AIM OF THE TASK: Report the count of lines holding "commands" in the records, with no other words.

=== GIVEN RECORDS ===

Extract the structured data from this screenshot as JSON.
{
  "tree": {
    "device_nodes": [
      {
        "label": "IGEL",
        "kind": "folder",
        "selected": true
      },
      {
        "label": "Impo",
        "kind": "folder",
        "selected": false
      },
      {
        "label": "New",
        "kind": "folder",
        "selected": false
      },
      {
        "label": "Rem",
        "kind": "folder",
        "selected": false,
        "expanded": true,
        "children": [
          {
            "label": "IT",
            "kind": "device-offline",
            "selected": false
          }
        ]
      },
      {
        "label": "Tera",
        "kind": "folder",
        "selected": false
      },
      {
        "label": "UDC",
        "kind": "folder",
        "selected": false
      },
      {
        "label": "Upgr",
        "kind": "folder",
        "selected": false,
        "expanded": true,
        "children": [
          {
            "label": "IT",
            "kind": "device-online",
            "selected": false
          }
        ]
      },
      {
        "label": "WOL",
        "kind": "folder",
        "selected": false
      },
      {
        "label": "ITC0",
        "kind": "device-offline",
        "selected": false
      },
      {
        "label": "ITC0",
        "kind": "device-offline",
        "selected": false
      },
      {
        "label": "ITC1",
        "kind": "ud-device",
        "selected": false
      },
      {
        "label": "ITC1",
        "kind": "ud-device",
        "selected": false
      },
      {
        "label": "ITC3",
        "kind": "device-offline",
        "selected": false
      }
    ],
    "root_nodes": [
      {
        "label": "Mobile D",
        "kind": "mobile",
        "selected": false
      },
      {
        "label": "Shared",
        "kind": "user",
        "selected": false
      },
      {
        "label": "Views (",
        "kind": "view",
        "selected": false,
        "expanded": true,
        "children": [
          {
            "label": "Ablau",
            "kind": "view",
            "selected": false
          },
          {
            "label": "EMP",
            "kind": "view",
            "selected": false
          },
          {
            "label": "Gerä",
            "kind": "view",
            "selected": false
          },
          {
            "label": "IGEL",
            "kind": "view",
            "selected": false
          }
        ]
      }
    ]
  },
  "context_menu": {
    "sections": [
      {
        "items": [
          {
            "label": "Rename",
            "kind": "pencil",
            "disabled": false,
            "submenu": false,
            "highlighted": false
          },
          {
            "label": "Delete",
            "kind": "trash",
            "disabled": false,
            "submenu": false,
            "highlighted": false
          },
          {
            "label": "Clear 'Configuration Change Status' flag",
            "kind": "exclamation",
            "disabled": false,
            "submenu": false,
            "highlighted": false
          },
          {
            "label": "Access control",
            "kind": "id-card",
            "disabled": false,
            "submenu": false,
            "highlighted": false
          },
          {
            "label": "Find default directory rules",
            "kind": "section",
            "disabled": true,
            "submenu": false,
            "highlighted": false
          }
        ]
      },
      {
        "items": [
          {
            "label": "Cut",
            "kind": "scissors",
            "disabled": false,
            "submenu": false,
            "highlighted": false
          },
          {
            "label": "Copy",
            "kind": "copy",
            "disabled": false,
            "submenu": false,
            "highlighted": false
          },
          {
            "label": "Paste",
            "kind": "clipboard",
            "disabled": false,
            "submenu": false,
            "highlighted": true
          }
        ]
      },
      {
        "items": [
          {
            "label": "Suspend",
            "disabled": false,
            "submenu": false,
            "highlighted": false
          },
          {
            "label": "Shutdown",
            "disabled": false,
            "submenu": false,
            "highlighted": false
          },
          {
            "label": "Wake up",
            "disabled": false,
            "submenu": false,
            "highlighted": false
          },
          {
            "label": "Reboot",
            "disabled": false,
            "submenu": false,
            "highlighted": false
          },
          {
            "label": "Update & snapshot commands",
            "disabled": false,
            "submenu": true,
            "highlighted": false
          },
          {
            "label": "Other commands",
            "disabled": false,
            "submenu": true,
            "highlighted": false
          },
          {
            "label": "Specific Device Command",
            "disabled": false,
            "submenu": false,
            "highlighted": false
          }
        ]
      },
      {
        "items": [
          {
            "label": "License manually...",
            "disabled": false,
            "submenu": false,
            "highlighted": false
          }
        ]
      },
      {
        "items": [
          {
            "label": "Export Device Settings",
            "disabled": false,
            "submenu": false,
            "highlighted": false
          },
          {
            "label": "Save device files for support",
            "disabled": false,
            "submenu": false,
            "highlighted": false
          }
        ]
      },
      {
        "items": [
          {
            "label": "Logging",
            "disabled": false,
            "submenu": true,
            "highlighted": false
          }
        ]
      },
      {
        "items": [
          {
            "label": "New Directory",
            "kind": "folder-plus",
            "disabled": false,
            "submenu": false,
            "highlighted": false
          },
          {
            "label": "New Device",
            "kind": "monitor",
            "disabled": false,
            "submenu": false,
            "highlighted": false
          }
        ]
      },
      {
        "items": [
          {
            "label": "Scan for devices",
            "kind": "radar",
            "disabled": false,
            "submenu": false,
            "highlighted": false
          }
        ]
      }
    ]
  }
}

===

RESULT OF THE TASK: 2